- _SOURCE MATERIAL_
--------------------------------------------------

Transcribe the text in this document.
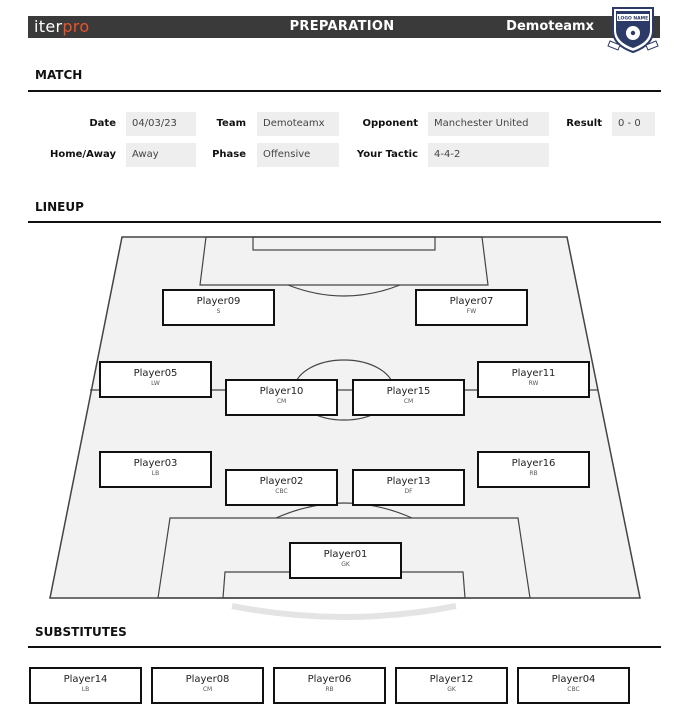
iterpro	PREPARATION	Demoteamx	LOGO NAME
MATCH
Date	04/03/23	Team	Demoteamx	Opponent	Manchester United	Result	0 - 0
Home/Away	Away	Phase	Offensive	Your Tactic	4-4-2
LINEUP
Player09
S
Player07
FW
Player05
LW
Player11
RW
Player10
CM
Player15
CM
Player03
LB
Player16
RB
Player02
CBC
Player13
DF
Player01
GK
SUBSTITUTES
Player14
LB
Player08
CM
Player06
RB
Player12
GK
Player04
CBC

--------------------------------------------------

- _WORK INSTRUCTIONS_
Show every line from the listing above in which the string "Demoteamx" appears.

- _EXPECTED ANSWER_
iterpro	PREPARATION	Demoteamx	LOGO NAME
Date	04/03/23	Team	Demoteamx	Opponent	Manchester United	Result	0 - 0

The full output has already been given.